__Written instruction__
Gather from the listing below each line that includes the word "Colombia", and copy it.

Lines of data
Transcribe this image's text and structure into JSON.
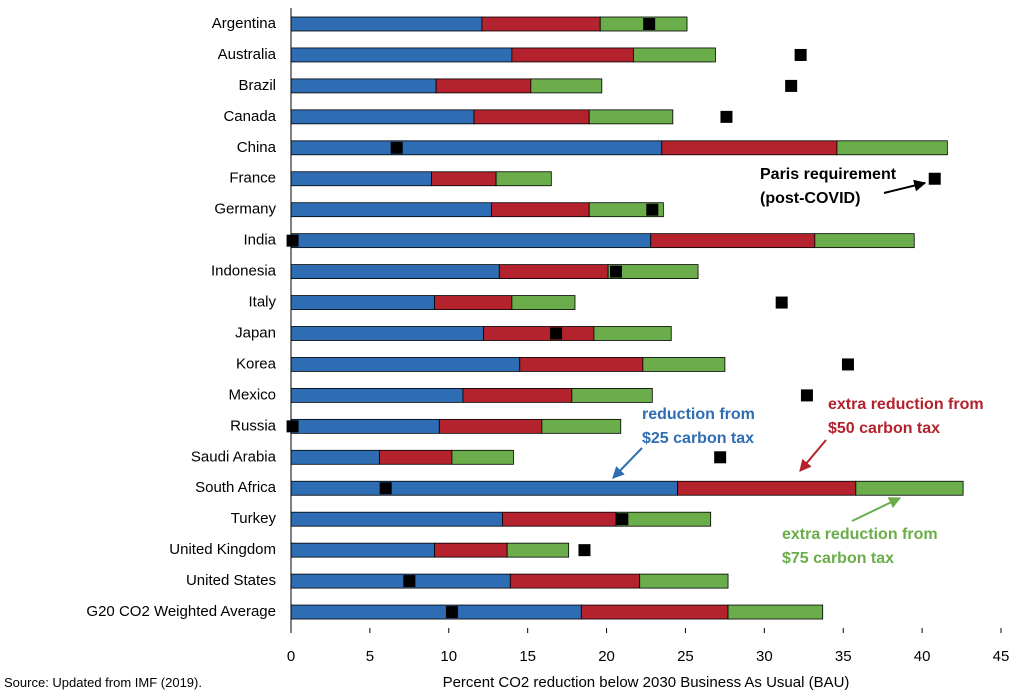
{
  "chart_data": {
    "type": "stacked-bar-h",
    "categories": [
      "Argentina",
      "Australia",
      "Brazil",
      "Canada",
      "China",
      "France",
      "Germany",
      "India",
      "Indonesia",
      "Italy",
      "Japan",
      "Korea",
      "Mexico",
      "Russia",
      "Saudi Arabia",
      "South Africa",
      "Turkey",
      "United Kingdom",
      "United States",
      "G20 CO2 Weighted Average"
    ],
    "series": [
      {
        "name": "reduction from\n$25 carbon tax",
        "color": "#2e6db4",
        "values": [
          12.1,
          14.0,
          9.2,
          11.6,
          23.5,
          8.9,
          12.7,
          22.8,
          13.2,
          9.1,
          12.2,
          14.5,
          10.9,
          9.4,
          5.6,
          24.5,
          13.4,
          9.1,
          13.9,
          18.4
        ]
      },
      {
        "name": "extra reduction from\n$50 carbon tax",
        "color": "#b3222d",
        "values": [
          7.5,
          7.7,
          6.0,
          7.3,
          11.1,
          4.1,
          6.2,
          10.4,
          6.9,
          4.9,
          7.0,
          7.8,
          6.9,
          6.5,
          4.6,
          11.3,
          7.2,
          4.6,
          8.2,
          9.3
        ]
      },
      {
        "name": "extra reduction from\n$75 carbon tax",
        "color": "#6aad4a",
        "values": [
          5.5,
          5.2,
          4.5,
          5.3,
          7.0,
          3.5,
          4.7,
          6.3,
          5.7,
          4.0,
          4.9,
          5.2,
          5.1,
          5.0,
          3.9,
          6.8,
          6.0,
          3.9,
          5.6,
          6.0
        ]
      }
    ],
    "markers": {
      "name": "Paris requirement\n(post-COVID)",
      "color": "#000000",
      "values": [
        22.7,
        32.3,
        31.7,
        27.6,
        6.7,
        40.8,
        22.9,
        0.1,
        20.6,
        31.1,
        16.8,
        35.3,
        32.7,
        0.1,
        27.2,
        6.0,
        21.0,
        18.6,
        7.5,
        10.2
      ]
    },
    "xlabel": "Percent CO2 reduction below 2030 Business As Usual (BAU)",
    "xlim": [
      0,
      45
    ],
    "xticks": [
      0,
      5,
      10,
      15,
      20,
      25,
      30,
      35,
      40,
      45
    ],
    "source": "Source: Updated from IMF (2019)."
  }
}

--

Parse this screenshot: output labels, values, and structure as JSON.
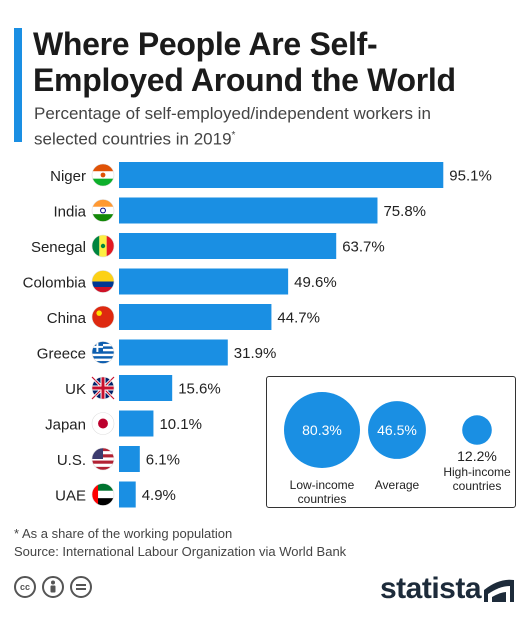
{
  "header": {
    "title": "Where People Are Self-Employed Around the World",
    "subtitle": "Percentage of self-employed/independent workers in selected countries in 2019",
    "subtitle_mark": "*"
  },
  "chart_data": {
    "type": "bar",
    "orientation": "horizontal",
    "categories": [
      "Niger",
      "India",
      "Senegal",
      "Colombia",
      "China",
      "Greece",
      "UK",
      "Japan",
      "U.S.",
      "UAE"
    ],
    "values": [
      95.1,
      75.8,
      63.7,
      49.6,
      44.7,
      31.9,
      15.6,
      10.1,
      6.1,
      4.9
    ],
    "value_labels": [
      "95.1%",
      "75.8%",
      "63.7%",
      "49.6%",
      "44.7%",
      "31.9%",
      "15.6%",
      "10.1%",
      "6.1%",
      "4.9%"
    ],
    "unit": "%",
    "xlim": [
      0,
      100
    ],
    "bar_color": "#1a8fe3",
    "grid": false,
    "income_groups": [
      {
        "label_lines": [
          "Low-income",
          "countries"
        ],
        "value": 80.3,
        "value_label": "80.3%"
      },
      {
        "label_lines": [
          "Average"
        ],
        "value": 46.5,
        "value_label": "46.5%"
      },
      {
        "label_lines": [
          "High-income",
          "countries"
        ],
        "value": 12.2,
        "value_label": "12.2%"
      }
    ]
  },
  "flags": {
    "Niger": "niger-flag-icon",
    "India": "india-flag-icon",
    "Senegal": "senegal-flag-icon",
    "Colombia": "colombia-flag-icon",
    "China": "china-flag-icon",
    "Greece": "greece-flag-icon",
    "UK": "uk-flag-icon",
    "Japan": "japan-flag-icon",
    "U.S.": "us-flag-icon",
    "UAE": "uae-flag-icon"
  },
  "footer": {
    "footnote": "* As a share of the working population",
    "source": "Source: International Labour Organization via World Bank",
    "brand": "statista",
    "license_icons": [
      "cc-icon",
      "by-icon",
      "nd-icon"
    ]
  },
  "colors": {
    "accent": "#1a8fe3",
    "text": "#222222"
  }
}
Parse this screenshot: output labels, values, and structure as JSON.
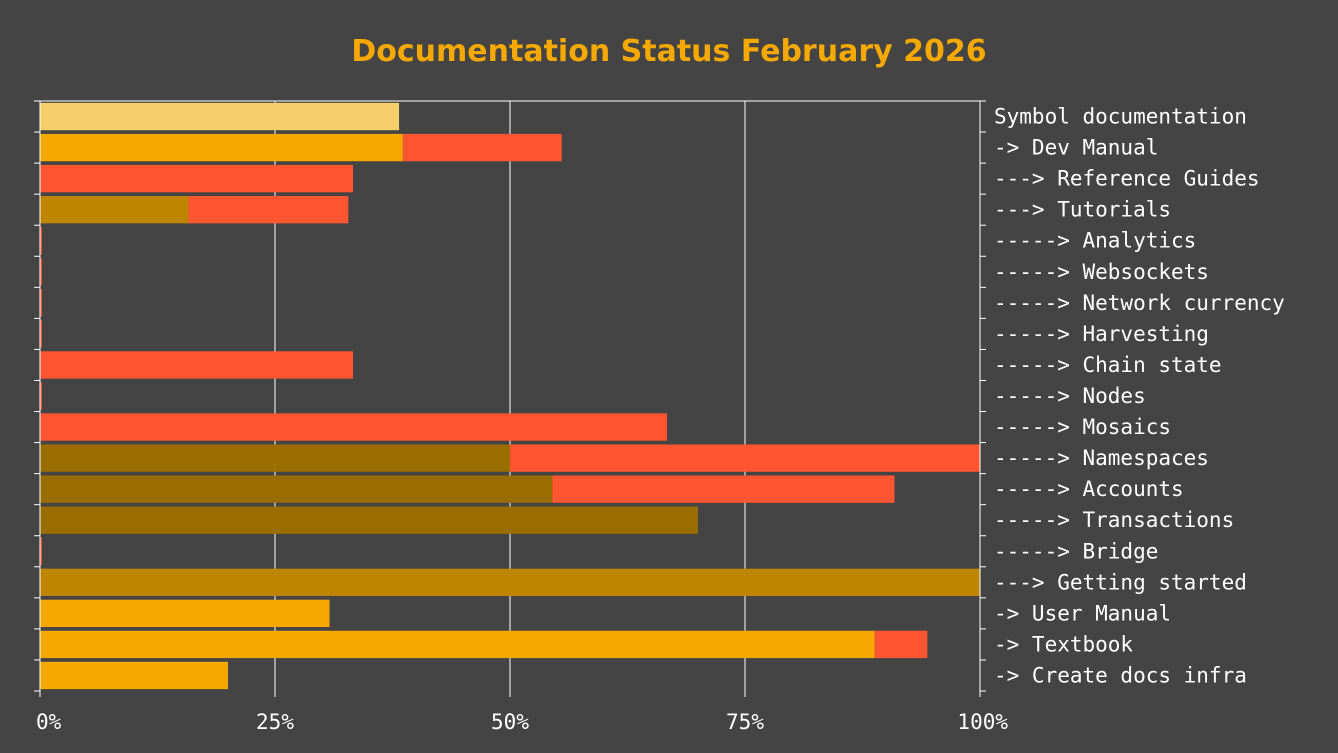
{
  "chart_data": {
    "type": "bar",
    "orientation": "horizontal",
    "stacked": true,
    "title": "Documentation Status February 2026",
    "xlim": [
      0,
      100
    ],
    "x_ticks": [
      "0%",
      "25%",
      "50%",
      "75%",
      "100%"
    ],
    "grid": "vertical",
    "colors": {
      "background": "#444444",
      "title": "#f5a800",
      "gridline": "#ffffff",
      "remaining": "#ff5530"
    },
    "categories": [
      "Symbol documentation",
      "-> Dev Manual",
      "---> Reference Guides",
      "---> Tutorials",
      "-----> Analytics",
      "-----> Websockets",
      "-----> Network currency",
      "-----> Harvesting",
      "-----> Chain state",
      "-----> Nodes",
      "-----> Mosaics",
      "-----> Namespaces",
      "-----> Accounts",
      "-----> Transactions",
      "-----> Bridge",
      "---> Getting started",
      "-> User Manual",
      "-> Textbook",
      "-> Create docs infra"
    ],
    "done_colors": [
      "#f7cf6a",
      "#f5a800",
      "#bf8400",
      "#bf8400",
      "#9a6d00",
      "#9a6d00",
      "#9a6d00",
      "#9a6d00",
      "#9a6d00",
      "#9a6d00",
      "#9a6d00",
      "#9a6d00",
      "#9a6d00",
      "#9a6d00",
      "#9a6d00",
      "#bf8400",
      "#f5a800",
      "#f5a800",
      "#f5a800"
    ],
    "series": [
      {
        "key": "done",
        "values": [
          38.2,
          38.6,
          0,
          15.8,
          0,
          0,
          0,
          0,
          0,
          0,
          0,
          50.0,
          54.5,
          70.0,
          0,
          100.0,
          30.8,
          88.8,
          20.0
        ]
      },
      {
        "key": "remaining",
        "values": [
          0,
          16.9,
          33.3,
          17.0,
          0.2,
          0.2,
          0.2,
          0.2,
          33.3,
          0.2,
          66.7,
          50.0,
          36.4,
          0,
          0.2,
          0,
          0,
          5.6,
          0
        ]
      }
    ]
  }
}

__Solution for this problem__
      "Colombia",
    "Colombia": "colombia-flag-icon",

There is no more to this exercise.